THE INPUT =>
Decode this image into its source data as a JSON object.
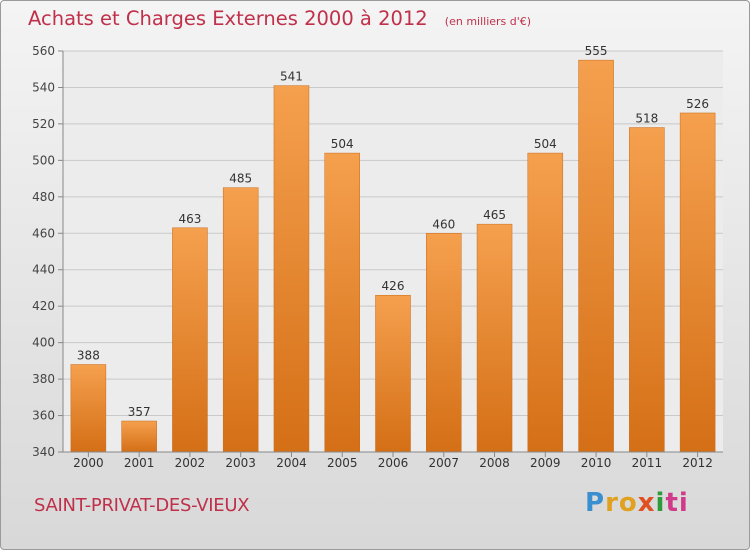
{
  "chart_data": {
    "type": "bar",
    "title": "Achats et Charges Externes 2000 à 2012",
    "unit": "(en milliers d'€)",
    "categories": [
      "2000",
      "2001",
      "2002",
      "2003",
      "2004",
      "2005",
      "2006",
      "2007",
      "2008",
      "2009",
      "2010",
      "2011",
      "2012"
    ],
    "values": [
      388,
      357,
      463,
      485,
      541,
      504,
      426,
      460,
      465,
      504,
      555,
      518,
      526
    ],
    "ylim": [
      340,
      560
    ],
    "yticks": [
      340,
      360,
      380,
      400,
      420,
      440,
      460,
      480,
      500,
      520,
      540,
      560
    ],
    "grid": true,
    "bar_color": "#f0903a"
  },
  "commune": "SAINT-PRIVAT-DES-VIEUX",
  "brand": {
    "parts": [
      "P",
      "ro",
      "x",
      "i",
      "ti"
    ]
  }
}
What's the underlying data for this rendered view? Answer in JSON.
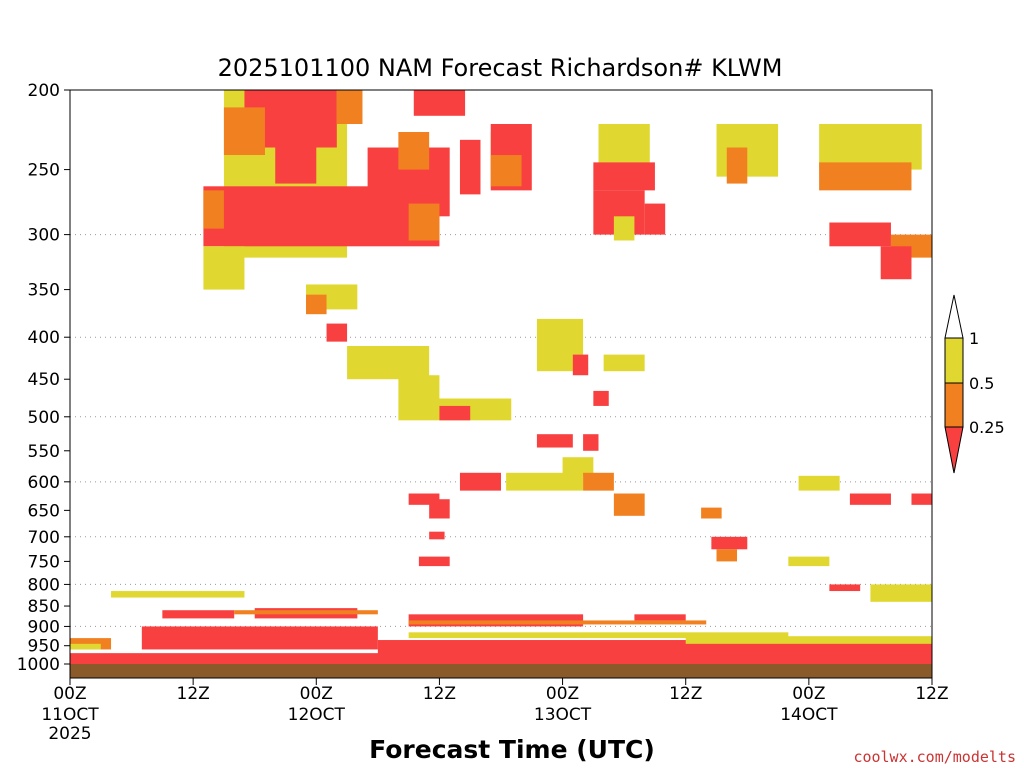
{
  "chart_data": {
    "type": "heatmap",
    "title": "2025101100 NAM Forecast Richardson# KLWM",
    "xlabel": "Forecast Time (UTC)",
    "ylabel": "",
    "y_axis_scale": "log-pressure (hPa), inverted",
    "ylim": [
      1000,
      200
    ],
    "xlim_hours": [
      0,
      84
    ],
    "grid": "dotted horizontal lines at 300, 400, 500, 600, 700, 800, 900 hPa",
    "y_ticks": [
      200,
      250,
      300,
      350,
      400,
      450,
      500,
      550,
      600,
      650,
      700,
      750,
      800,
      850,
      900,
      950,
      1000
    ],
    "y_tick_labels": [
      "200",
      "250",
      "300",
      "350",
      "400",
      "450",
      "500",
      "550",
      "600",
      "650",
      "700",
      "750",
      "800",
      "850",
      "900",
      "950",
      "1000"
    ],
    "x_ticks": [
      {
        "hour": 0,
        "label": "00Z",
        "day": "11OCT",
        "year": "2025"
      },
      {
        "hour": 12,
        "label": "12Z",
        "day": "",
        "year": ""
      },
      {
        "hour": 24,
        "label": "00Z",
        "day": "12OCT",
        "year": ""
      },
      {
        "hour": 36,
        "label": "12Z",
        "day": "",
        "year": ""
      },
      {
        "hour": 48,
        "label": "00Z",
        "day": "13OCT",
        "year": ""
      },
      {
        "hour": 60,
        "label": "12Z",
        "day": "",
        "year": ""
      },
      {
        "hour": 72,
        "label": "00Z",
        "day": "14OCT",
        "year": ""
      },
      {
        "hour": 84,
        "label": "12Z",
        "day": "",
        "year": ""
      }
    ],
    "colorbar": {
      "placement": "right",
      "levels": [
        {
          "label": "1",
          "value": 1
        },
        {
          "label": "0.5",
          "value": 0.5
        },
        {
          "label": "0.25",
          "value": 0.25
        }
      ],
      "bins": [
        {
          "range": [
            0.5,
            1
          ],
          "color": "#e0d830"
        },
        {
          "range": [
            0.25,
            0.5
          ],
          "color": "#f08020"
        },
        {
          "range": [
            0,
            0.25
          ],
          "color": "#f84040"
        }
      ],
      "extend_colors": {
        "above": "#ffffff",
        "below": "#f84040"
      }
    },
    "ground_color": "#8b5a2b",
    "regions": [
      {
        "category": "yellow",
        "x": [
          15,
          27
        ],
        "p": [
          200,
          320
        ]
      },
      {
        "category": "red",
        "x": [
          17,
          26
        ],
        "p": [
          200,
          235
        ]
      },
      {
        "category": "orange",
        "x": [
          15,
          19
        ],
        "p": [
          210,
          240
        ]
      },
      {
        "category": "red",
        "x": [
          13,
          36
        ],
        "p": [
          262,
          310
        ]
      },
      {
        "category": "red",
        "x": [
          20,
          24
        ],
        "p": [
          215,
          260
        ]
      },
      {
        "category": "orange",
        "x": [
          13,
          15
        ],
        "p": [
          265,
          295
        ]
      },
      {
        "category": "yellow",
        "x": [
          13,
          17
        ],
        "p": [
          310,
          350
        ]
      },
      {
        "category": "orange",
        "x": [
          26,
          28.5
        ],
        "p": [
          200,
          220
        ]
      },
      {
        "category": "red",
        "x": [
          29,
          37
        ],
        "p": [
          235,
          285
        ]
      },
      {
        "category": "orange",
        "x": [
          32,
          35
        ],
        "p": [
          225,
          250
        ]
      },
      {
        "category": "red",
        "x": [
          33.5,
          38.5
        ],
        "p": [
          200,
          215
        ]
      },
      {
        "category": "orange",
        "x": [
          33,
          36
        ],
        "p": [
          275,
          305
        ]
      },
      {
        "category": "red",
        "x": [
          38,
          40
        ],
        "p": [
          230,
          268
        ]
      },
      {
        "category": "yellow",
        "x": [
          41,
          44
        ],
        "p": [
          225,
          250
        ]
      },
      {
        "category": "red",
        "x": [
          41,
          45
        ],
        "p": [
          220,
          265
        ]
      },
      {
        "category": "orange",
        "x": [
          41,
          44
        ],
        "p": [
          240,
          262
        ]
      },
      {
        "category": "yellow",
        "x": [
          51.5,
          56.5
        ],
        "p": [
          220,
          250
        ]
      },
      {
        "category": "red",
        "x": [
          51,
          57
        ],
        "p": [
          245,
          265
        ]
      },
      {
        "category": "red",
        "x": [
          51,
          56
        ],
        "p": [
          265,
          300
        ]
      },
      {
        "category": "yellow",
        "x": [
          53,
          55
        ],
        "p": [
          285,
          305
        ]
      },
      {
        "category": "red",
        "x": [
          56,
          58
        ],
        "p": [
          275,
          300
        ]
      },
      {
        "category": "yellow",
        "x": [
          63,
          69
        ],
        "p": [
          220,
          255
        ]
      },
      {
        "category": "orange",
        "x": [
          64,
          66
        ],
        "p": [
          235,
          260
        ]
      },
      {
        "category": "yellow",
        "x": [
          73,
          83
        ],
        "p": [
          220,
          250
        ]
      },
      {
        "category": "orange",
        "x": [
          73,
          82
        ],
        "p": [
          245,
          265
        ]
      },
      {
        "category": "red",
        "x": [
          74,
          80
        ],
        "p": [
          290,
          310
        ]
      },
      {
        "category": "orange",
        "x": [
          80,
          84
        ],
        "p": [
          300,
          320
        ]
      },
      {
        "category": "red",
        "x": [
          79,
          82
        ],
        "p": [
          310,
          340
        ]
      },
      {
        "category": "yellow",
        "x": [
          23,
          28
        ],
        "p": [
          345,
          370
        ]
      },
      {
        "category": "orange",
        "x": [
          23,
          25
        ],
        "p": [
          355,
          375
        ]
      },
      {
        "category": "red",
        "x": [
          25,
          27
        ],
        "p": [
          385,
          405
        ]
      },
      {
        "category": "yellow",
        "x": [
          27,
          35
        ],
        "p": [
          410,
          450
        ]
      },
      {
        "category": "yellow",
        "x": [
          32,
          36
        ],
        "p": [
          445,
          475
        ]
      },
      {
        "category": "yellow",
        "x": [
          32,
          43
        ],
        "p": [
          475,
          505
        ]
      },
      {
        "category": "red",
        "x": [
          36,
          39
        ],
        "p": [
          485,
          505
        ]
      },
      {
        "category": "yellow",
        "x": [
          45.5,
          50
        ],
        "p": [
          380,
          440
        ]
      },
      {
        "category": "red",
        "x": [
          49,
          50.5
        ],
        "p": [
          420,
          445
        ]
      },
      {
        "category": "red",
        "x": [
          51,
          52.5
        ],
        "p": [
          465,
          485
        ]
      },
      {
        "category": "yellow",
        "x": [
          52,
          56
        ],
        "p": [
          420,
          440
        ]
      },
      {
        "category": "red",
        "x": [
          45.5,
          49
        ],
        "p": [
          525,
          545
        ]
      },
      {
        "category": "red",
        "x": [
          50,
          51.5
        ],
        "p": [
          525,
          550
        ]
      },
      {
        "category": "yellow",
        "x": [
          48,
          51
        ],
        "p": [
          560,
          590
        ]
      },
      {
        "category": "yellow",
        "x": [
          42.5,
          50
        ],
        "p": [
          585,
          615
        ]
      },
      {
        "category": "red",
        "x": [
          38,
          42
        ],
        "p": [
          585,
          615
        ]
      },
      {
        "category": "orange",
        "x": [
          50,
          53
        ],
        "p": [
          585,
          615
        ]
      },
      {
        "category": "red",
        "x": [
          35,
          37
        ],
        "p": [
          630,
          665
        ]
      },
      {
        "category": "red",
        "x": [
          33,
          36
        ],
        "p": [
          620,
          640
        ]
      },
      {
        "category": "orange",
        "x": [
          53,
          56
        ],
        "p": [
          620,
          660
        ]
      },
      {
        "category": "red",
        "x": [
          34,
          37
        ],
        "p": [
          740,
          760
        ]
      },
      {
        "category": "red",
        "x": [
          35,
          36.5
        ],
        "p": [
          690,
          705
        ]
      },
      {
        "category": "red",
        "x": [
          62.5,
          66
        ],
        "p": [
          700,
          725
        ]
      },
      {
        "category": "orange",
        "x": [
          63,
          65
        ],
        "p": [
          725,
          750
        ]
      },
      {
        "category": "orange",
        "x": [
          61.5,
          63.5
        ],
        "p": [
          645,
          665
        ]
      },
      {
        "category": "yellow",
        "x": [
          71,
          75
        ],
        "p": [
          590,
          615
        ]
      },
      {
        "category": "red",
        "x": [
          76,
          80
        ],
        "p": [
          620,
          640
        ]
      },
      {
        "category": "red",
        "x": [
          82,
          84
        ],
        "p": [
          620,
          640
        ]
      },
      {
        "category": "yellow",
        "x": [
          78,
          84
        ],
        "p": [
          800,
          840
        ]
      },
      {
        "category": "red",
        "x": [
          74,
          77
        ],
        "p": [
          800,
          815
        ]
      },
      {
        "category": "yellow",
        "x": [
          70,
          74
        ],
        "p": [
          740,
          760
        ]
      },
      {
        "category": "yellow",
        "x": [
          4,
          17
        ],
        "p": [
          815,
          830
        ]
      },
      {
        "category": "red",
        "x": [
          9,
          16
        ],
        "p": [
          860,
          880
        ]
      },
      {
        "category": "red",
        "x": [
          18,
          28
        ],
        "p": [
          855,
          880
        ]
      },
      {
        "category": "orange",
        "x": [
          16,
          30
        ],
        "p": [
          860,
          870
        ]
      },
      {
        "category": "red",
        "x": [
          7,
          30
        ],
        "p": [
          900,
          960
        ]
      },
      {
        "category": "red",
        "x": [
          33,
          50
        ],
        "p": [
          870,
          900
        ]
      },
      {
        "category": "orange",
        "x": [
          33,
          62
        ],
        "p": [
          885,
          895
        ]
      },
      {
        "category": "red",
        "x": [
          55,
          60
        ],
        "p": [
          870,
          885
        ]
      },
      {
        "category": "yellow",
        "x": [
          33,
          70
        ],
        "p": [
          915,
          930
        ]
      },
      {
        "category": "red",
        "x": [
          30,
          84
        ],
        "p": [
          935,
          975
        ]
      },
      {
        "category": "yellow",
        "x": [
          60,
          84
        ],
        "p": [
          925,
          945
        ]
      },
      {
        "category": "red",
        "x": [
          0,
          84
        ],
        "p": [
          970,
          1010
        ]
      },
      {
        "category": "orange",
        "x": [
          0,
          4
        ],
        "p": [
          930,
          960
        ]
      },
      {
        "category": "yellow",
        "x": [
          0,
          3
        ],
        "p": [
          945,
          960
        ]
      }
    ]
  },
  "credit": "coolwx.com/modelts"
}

TASK PROMPT =>
Copy out every line from the material above in which the word "this" appears.

PROBLEM SOLUTION =>
Decode this image into its source data as a JSON object.
What's the underlying data for this rendered view? Answer in JSON.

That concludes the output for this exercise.